Raw records

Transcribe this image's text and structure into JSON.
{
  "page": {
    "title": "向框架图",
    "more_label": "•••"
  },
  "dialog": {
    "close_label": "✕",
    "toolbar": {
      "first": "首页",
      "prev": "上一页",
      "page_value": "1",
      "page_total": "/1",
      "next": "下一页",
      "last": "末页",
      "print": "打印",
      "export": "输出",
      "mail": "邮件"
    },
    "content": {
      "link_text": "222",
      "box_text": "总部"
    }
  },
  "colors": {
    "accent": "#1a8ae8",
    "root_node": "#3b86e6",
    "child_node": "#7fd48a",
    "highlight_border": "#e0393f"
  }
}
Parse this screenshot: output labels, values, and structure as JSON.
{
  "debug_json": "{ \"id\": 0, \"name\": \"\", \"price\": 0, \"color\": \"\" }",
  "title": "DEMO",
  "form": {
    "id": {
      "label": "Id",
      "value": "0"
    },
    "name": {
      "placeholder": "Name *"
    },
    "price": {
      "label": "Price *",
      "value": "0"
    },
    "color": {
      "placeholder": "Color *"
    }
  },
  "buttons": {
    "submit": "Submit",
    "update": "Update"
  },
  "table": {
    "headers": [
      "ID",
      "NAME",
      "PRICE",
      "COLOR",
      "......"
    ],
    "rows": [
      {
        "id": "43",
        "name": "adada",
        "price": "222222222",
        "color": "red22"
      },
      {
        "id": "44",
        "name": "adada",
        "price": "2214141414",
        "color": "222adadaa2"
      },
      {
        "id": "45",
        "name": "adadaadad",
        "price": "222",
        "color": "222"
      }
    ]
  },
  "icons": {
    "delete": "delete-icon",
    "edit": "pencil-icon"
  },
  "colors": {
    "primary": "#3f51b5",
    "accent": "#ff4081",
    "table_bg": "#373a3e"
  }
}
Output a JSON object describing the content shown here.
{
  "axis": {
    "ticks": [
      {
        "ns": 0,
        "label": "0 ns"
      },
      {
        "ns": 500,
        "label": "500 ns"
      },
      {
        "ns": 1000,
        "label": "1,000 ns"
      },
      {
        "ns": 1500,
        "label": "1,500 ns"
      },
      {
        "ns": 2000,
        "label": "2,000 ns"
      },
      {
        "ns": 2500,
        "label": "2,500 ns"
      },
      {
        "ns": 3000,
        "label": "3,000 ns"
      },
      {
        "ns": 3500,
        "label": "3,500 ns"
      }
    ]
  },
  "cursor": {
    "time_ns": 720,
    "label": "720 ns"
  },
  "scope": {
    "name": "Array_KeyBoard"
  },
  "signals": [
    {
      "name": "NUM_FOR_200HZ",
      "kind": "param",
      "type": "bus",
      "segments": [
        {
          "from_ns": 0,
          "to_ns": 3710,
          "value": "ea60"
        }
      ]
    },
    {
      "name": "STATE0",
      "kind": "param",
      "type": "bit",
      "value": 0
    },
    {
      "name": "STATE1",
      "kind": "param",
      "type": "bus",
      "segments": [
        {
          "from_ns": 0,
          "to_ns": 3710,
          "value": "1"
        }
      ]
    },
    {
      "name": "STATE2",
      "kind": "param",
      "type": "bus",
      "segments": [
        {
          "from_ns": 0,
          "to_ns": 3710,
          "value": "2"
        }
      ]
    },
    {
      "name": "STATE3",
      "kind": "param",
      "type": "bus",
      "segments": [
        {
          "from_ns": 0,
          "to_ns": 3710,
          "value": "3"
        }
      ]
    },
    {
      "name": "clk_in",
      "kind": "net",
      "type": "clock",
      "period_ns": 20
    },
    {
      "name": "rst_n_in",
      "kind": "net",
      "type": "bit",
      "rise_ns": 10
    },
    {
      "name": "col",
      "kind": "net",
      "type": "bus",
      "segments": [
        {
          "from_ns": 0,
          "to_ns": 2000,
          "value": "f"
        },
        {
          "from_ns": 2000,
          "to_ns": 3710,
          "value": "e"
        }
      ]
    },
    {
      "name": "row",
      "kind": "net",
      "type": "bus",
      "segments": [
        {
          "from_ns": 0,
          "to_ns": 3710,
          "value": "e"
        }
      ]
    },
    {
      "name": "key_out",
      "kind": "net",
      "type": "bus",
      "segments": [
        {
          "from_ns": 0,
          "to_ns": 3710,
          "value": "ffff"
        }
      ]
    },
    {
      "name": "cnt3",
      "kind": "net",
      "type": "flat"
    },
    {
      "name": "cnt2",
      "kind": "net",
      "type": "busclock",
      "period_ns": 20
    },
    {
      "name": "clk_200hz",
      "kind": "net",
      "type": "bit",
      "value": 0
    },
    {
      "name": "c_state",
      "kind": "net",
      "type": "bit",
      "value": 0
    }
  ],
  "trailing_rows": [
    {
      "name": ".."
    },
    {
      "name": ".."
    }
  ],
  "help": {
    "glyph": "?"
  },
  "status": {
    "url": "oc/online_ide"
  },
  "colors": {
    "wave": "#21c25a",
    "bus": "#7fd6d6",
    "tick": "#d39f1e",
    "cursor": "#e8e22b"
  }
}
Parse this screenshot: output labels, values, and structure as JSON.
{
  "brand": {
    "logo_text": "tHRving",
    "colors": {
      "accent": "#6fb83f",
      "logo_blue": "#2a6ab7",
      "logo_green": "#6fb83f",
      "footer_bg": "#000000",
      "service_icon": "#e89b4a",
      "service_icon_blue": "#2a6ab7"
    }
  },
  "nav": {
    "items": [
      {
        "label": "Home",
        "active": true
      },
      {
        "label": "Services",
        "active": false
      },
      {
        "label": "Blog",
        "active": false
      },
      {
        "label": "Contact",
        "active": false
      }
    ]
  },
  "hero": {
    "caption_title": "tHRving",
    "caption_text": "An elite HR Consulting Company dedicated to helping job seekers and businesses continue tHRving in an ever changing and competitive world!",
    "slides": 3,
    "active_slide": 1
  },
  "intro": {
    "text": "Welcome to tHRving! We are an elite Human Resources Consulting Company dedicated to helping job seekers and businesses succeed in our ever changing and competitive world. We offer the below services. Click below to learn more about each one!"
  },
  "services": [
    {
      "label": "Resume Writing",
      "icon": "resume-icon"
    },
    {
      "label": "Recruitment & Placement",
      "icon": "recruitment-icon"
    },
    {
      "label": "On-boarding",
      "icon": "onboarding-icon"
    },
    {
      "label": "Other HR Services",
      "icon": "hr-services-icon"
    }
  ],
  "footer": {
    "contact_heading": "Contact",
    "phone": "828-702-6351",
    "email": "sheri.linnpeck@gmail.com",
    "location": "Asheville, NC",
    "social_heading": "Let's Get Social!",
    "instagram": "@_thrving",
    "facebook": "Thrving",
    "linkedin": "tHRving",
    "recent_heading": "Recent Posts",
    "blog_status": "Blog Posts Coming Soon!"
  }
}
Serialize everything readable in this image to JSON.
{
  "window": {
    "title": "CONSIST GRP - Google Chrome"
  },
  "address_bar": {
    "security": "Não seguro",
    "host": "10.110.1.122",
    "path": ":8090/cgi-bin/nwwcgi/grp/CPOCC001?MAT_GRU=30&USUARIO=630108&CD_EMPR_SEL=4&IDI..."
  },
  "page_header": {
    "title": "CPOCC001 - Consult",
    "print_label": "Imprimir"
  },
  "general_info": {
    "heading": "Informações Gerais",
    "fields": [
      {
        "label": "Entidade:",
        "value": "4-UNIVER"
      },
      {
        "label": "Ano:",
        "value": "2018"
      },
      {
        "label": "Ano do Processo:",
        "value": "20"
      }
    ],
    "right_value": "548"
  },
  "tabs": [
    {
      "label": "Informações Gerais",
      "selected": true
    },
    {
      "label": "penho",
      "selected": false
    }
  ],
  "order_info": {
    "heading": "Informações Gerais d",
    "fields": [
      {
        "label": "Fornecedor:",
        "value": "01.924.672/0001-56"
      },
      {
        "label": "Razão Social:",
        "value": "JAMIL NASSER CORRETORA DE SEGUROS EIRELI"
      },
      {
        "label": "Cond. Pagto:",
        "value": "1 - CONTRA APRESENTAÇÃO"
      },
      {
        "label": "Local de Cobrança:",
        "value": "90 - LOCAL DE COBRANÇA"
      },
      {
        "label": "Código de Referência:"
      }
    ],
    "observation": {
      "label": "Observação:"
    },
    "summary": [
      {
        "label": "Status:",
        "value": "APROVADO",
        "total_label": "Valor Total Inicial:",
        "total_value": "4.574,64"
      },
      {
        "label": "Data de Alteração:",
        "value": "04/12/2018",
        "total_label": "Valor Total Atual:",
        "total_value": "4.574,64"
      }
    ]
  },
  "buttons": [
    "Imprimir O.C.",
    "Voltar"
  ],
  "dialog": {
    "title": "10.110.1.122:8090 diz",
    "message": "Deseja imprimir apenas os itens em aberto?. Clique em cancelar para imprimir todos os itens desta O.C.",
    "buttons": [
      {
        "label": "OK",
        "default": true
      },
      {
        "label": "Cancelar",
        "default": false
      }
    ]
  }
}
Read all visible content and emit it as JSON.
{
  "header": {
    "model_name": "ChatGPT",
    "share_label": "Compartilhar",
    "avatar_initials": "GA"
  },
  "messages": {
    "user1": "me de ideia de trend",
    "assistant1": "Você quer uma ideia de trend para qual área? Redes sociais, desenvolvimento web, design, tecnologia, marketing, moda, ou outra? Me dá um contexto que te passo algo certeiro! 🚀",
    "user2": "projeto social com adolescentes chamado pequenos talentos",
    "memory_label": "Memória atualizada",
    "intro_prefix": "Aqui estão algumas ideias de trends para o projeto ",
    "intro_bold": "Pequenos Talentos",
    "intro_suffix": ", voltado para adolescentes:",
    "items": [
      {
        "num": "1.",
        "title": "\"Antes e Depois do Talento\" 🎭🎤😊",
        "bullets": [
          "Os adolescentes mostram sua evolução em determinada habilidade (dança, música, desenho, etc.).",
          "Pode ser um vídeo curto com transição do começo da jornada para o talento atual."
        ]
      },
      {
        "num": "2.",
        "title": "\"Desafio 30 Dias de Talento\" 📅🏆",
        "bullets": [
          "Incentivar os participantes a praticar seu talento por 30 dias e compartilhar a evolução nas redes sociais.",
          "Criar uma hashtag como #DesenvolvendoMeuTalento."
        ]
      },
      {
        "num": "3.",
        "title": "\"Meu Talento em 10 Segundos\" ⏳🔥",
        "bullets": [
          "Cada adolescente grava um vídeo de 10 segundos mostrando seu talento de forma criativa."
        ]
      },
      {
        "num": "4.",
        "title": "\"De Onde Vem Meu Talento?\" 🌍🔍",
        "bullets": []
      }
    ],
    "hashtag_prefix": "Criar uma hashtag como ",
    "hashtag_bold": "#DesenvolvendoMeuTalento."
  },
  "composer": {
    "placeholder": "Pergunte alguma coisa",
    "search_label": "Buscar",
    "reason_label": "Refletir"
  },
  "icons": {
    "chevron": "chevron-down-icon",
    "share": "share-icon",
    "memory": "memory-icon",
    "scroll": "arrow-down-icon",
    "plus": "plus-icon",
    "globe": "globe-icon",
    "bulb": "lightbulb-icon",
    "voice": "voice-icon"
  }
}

What is needed. What is the number of lines that hold the string "Contact"? Reply with that number alone.

Solution for this problem. 2